What you need to do: The records that follow must be repeated verbatim, every one of them.

Records for this exercise:
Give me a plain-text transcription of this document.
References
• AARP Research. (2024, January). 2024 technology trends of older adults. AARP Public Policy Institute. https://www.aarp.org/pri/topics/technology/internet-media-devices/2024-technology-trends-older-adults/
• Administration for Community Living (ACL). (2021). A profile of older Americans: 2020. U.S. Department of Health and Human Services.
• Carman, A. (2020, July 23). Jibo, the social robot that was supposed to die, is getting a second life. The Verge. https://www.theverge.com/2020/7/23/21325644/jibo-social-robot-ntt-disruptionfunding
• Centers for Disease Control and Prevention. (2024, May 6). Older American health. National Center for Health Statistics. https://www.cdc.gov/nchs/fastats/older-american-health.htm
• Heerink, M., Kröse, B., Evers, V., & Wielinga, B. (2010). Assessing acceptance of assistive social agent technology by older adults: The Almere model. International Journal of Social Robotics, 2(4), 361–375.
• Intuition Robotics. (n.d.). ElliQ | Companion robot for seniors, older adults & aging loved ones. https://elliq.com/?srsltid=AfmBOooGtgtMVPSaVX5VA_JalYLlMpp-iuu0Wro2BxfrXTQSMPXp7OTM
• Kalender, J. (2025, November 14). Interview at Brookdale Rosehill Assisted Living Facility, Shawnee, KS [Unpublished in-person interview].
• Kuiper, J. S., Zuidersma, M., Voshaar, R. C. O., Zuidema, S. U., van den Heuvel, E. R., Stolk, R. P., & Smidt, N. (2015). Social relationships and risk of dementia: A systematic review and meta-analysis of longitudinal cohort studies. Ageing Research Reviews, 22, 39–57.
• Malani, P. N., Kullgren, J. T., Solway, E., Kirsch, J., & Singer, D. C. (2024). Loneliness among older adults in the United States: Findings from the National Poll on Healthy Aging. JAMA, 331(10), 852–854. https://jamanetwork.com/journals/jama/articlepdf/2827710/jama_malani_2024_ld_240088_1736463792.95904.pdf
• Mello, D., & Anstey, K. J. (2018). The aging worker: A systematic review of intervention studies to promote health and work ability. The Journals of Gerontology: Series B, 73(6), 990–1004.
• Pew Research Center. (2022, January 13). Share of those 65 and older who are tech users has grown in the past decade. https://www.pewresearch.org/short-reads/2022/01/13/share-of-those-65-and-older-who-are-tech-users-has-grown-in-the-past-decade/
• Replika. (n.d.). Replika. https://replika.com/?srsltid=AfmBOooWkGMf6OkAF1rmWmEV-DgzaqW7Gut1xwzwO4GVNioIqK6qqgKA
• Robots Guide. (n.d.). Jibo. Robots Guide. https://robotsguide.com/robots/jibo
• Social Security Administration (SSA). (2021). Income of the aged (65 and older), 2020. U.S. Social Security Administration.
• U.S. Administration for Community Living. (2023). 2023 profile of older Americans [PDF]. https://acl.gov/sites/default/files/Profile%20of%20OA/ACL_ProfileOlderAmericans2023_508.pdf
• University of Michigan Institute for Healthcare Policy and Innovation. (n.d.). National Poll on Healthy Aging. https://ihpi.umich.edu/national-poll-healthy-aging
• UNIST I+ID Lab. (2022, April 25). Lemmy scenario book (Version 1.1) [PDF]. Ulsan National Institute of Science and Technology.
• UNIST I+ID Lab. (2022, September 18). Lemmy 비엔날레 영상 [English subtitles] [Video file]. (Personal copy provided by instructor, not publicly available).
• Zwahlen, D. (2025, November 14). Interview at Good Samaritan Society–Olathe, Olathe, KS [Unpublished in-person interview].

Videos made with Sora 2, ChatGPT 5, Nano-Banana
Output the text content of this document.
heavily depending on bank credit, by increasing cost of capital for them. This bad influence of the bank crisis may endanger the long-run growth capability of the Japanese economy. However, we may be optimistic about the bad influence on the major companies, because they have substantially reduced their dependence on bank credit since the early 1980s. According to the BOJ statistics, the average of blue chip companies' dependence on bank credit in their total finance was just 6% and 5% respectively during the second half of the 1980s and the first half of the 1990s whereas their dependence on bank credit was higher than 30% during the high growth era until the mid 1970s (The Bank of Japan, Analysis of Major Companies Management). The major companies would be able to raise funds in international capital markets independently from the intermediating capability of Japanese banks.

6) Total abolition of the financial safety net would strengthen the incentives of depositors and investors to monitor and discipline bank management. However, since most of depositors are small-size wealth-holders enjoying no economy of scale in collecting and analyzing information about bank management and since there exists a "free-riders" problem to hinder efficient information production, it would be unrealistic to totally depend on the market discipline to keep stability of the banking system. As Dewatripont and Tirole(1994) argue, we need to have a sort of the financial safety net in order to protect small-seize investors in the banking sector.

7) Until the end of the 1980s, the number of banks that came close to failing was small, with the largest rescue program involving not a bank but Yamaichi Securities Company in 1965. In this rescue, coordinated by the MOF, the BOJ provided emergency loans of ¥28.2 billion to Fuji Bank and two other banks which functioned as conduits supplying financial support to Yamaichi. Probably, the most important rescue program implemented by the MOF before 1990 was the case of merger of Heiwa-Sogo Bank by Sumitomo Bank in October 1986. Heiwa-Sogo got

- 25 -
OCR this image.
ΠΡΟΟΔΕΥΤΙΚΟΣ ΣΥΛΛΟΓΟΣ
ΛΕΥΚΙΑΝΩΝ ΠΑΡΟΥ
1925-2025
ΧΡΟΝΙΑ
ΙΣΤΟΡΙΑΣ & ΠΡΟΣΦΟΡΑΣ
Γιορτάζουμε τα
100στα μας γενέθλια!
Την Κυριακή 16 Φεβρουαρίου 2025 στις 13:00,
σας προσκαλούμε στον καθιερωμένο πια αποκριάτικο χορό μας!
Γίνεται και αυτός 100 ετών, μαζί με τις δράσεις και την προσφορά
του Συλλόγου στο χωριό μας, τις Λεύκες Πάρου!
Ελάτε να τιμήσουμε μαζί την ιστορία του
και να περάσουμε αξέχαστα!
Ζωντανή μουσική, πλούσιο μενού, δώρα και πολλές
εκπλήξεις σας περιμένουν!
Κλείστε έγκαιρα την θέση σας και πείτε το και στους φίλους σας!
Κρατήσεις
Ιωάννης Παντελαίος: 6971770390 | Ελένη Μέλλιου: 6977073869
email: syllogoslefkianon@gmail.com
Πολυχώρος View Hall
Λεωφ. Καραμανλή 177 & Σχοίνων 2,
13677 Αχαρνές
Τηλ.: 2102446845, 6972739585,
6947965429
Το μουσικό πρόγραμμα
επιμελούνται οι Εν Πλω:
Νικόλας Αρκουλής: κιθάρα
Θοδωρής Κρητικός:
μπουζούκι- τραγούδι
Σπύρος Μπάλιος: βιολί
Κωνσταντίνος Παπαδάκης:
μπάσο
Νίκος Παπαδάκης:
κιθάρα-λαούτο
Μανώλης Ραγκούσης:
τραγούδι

Response:
Give me a plain-text transcription of this document.
References
• AARP Research. (2024, January). 2024 technology trends of older adults. AARP Public Policy Institute. https://www.aarp.org/pri/topics/technology/internet-media-devices/2024-technology-trends-older-adults/
• Administration for Community Living (ACL). (2021). A profile of older Americans: 2020. U.S. Department of Health and Human Services.
• Carman, A. (2020, July 23). Jibo, the social robot that was supposed to die, is getting a second life. The Verge. https://www.theverge.com/2020/7/23/21325644/jibo-social-robot-ntt-disruptionfunding
• Centers for Disease Control and Prevention. (2024, May 6). Older American health. National Center for Health Statistics. https://www.cdc.gov/nchs/fastats/older-american-health.htm
• Heerink, M., Kröse, B., Evers, V., & Wielinga, B. (2010). Assessing acceptance of assistive social agent technology by older adults: The Almere model. International Journal of Social Robotics, 2(4), 361–375.
• Intuition Robotics. (n.d.). ElliQ | Companion robot for seniors, older adults & aging loved ones. https://elliq.com/?srsltid=AfmBOooGtgtMVPSaVX5VA_JalYLlMpp-iuu0Wro2BxfrXTQSMPXp7OTM
• Kalender, J. (2025, November 14). Interview at Brookdale Rosehill Assisted Living Facility, Shawnee, KS [Unpublished in-person interview].
• Kuiper, J. S., Zuidersma, M., Voshaar, R. C. O., Zuidema, S. U., van den Heuvel, E. R., Stolk, R. P., & Smidt, N. (2015). Social relationships and risk of dementia: A systematic review and meta-analysis of longitudinal cohort studies. Ageing Research Reviews, 22, 39–57.
• Malani, P. N., Kullgren, J. T., Solway, E., Kirsch, J., & Singer, D. C. (2024). Loneliness among older adults in the United States: Findings from the National Poll on Healthy Aging. JAMA, 331(10), 852–854. https://jamanetwork.com/journals/jama/articlepdf/2827710/jama_malani_2024_ld_240088_1736463792.95904.pdf
• Mello, D., & Anstey, K. J. (2018). The aging worker: A systematic review of intervention studies to promote health and work ability. The Journals of Gerontology: Series B, 73(6), 990–1004.
• Pew Research Center. (2022, January 13). Share of those 65 and older who are tech users has grown in the past decade. https://www.pewresearch.org/short-reads/2022/01/13/share-of-those-65-and-older-who-are-tech-users-has-grown-in-the-past-decade/
• Replika. (n.d.). Replika. https://replika.com/?srsltid=AfmBOooWkGMf6OkAF1rmWmEV-DgzaqW7Gut1xwzwO4GVNioIqK6qqgKA
• Robots Guide. (n.d.). Jibo. Robots Guide. https://robotsguide.com/robots/jibo
• Social Security Administration (SSA). (2021). Income of the aged (65 and older), 2020. U.S. Social Security Administration.
• U.S. Administration for Community Living. (2023). 2023 profile of older Americans [PDF]. https://acl.gov/sites/default/files/Profile%20of%20OA/ACL_ProfileOlderAmericans2023_508.pdf
• University of Michigan Institute for Healthcare Policy and Innovation. (n.d.). National Poll on Healthy Aging. https://ihpi.umich.edu/national-poll-healthy-aging
• UNIST I+ID Lab. (2022, April 25). Lemmy scenario book (Version 1.1) [PDF]. Ulsan National Institute of Science and Technology.
• UNIST I+ID Lab. (2022, September 18). Lemmy 비엔날레 영상 [English subtitles] [Video file]. (Personal copy provided by instructor, not publicly available).
• Zwahlen, D. (2025, November 14). Interview at Good Samaritan Society–Olathe, Olathe, KS [Unpublished in-person interview].

Videos made with Sora 2, ChatGPT 5, Nano-Banana
Output the text content of this document.
heavily depending on bank credit, by increasing cost of capital for them. This bad influence of the bank crisis may endanger the long-run growth capability of the Japanese economy. However, we may be optimistic about the bad influence on the major companies, because they have substantially reduced their dependence on bank credit since the early 1980s. According to the BOJ statistics, the average of blue chip companies' dependence on bank credit in their total finance was just 6% and 5% respectively during the second half of the 1980s and the first half of the 1990s whereas their dependence on bank credit was higher than 30% during the high growth era until the mid 1970s (The Bank of Japan, Analysis of Major Companies Management). The major companies would be able to raise funds in international capital markets independently from the intermediating capability of Japanese banks.

6) Total abolition of the financial safety net would strengthen the incentives of depositors and investors to monitor and discipline bank management. However, since most of depositors are small-size wealth-holders enjoying no economy of scale in collecting and analyzing information about bank management and since there exists a "free-riders" problem to hinder efficient information production, it would be unrealistic to totally depend on the market discipline to keep stability of the banking system. As Dewatripont and Tirole(1994) argue, we need to have a sort of the financial safety net in order to protect small-seize investors in the banking sector.

7) Until the end of the 1980s, the number of banks that came close to failing was small, with the largest rescue program involving not a bank but Yamaichi Securities Company in 1965. In this rescue, coordinated by the MOF, the BOJ provided emergency loans of ¥28.2 billion to Fuji Bank and two other banks which functioned as conduits supplying financial support to Yamaichi. Probably, the most important rescue program implemented by the MOF before 1990 was the case of merger of Heiwa-Sogo Bank by Sumitomo Bank in October 1986. Heiwa-Sogo got

- 25 -
OCR this image.
ΠΡΟΟΔΕΥΤΙΚΟΣ ΣΥΛΛΟΓΟΣ
ΛΕΥΚΙΑΝΩΝ ΠΑΡΟΥ
1925-2025
ΧΡΟΝΙΑ
ΙΣΤΟΡΙΑΣ & ΠΡΟΣΦΟΡΑΣ
Γιορτάζουμε τα
100στα μας γενέθλια!
Την Κυριακή 16 Φεβρουαρίου 2025 στις 13:00,
σας προσκαλούμε στον καθιερωμένο πια αποκριάτικο χορό μας!
Γίνεται και αυτός 100 ετών, μαζί με τις δράσεις και την προσφορά
του Συλλόγου στο χωριό μας, τις Λεύκες Πάρου!
Ελάτε να τιμήσουμε μαζί την ιστορία του
και να περάσουμε αξέχαστα!
Ζωντανή μουσική, πλούσιο μενού, δώρα και πολλές
εκπλήξεις σας περιμένουν!
Κλείστε έγκαιρα την θέση σας και πείτε το και στους φίλους σας!
Κρατήσεις
Ιωάννης Παντελαίος: 6971770390 | Ελένη Μέλλιου: 6977073869
email: syllogoslefkianon@gmail.com
Πολυχώρος View Hall
Λεωφ. Καραμανλή 177 & Σχοίνων 2,
13677 Αχαρνές
Τηλ.: 2102446845, 6972739585,
6947965429
Το μουσικό πρόγραμμα
επιμελούνται οι Εν Πλω:
Νικόλας Αρκουλής: κιθάρα
Θοδωρής Κρητικός:
μπουζούκι- τραγούδι
Σπύρος Μπάλιος: βιολί
Κωνσταντίνος Παπαδάκης:
μπάσο
Νίκος Παπαδάκης:
κιθάρα-λαούτο
Μανώλης Ραγκούσης:
τραγούδι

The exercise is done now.